Exercise brief
In the data below, find every line that has the string "łączy", and copy it.

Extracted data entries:
* Start *

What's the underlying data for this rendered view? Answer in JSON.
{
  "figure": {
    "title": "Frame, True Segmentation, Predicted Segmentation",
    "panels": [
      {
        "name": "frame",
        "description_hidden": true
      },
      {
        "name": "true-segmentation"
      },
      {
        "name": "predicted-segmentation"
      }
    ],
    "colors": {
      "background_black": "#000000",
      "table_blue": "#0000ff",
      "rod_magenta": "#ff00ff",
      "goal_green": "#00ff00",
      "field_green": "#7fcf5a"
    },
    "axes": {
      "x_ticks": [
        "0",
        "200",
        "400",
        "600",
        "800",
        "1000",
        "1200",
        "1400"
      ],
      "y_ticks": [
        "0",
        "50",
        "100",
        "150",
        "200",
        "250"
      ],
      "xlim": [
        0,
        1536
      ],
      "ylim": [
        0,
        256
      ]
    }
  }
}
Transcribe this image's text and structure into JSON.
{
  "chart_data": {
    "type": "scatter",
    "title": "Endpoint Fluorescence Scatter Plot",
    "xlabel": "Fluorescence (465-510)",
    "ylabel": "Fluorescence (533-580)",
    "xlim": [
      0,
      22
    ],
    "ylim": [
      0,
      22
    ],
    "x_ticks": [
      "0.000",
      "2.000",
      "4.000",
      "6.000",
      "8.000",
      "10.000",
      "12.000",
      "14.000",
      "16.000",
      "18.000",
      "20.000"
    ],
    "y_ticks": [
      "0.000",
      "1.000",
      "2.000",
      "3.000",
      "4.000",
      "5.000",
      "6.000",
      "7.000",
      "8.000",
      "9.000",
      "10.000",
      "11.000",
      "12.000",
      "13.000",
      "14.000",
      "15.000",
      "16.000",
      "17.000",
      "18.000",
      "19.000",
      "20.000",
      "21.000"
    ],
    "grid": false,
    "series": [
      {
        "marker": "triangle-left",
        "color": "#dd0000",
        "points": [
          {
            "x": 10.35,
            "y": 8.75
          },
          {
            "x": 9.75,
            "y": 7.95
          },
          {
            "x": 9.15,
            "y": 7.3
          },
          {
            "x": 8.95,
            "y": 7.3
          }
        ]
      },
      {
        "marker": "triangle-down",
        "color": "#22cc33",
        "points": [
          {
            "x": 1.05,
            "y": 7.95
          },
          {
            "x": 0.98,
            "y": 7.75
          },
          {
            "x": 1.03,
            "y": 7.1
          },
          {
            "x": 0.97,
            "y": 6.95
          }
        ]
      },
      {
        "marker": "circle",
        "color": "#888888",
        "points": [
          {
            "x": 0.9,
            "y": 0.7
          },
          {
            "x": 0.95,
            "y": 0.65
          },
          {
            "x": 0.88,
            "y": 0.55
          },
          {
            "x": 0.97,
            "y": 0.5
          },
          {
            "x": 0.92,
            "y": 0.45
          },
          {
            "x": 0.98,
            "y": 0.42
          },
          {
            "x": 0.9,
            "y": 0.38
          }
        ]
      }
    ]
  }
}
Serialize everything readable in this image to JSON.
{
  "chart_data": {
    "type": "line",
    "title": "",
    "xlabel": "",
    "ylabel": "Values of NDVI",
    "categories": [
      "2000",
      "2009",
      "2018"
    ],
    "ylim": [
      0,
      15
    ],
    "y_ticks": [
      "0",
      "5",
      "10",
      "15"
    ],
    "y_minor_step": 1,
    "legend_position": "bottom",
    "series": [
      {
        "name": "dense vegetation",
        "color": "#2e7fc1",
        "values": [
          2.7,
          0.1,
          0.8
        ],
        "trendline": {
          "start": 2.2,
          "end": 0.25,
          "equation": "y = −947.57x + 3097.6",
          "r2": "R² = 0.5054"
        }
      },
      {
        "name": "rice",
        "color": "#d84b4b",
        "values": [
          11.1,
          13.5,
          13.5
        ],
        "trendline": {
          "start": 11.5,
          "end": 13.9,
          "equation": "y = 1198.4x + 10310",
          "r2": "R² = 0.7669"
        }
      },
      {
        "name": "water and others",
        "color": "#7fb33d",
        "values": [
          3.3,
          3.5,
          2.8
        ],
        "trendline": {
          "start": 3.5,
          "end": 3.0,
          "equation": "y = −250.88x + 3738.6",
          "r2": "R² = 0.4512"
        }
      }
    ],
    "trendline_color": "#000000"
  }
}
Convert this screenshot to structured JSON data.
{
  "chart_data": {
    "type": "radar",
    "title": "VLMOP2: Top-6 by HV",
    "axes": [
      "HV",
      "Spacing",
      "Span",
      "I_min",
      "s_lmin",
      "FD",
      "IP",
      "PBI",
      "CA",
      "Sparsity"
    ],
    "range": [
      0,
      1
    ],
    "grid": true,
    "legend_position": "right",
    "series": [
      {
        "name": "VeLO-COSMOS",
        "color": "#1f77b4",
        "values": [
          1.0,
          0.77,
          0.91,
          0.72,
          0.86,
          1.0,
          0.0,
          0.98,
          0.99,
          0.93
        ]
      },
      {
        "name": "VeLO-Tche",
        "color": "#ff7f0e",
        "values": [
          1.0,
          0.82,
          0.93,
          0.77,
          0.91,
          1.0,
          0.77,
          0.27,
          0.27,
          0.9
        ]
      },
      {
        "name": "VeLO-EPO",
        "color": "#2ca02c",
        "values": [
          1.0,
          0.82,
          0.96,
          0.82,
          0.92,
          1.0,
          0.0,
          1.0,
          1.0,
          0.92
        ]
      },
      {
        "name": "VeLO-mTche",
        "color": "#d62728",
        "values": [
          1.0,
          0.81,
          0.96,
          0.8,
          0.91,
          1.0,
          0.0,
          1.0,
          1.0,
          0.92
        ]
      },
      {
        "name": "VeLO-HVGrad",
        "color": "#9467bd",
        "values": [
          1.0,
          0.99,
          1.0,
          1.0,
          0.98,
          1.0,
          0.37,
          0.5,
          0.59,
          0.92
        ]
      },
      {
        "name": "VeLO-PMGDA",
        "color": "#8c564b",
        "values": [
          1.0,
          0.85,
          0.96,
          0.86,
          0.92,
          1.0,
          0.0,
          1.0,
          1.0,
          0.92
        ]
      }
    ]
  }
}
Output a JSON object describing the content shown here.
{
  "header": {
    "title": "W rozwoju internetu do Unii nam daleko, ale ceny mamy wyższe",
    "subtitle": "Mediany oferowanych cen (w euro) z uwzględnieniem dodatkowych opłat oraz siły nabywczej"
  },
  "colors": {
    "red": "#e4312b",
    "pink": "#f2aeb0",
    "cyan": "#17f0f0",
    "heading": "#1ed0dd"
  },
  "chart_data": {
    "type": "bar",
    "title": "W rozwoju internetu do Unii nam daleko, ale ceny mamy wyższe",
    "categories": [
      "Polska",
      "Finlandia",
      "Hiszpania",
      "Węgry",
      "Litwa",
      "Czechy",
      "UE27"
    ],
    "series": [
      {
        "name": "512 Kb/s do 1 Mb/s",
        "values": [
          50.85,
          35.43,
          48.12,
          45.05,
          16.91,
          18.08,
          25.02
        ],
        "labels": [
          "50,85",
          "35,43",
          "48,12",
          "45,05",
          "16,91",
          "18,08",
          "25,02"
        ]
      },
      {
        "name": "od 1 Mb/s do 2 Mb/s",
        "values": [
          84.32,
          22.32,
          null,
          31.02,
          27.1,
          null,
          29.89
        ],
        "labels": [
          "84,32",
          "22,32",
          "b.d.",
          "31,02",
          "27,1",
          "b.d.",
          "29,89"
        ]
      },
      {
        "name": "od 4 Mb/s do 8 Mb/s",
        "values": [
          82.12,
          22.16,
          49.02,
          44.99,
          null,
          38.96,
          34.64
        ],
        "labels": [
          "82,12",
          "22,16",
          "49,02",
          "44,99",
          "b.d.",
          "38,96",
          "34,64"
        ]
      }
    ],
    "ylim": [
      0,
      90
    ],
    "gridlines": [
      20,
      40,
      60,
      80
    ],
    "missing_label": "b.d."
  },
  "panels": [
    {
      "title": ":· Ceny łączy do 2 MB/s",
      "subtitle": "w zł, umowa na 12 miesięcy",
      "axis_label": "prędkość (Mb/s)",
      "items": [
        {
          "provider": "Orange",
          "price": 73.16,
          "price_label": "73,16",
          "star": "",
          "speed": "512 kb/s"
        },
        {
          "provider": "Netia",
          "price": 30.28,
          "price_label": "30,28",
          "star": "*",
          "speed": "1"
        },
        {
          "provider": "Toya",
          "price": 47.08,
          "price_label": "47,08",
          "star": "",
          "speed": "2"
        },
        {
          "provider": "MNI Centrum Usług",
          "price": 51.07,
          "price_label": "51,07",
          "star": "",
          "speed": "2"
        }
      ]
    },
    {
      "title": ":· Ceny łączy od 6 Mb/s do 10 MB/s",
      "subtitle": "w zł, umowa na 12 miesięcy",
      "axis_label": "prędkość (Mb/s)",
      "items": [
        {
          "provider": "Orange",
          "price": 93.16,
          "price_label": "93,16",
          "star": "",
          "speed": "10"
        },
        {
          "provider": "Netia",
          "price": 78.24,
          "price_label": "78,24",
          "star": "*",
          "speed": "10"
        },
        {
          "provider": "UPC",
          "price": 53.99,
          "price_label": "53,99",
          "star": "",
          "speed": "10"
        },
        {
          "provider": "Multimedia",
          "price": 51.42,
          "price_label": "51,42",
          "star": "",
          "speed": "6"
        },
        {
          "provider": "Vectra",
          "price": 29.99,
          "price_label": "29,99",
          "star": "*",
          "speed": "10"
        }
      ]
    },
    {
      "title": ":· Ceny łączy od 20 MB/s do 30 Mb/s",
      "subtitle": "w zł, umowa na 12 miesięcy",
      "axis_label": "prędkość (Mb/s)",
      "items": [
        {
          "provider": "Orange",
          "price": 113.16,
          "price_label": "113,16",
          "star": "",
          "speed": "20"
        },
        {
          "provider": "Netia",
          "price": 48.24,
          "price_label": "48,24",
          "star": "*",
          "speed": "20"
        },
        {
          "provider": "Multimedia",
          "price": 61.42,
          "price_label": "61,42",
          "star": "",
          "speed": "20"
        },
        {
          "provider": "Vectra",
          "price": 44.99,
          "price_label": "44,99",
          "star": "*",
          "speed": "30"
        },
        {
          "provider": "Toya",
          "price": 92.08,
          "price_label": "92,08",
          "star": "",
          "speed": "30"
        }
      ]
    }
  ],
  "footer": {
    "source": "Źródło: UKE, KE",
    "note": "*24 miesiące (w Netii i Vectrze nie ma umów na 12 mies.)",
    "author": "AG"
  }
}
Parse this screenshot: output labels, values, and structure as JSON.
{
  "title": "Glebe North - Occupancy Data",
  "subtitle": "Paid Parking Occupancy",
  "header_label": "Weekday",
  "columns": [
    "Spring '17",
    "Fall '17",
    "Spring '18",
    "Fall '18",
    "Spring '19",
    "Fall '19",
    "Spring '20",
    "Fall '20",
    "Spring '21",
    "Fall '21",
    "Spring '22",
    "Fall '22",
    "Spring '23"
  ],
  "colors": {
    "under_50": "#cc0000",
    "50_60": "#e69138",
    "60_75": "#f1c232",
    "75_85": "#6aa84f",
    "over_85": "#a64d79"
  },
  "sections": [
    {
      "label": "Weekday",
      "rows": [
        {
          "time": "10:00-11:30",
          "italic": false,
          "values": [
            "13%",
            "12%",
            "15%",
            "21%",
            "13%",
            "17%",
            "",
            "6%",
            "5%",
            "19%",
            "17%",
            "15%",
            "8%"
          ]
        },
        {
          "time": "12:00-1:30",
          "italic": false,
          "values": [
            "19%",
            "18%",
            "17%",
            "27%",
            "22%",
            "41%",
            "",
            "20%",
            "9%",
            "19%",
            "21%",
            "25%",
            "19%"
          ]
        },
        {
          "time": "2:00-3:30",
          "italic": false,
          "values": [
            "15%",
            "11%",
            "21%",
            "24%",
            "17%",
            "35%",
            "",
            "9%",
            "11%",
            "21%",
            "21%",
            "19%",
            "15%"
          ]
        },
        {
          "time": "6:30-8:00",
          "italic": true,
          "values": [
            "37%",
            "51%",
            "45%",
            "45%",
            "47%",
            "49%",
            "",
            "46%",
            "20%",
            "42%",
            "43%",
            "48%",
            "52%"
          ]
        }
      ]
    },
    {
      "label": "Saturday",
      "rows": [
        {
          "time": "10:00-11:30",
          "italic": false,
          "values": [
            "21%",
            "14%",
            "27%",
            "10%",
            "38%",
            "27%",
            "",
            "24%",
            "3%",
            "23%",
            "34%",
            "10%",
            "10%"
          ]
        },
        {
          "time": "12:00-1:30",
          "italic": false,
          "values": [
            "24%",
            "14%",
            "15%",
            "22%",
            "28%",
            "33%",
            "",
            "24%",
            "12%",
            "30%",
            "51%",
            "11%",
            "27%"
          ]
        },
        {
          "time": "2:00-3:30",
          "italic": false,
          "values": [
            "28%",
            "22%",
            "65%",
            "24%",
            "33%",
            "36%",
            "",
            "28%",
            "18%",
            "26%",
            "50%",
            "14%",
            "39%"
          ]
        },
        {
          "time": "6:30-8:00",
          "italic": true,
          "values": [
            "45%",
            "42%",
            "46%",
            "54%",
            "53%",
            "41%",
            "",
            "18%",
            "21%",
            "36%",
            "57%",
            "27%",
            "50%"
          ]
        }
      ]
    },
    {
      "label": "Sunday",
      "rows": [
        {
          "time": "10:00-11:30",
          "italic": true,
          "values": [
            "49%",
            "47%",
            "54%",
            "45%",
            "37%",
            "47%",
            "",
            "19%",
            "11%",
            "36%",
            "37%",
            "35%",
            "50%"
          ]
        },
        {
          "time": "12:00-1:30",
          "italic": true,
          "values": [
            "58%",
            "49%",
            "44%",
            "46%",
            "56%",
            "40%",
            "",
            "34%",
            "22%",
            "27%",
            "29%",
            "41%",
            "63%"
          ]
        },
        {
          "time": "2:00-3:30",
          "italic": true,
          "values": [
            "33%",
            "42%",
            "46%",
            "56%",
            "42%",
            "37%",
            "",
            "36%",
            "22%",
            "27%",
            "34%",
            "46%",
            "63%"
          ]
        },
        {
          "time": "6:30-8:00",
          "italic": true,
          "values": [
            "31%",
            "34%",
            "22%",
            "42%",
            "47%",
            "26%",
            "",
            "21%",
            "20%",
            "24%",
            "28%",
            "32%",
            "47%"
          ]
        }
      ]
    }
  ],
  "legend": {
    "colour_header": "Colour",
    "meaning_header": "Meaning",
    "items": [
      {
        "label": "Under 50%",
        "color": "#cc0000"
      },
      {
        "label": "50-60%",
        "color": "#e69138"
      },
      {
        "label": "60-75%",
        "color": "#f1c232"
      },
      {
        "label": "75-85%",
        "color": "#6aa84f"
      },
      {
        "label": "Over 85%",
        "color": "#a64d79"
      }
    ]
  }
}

* End *

Written response
      "title": ":· Ceny łączy do 2 MB/s",
      "title": ":· Ceny łączy od 6 Mb/s do 10 MB/s",
      "title": ":· Ceny łączy od 20 MB/s do 30 Mb/s",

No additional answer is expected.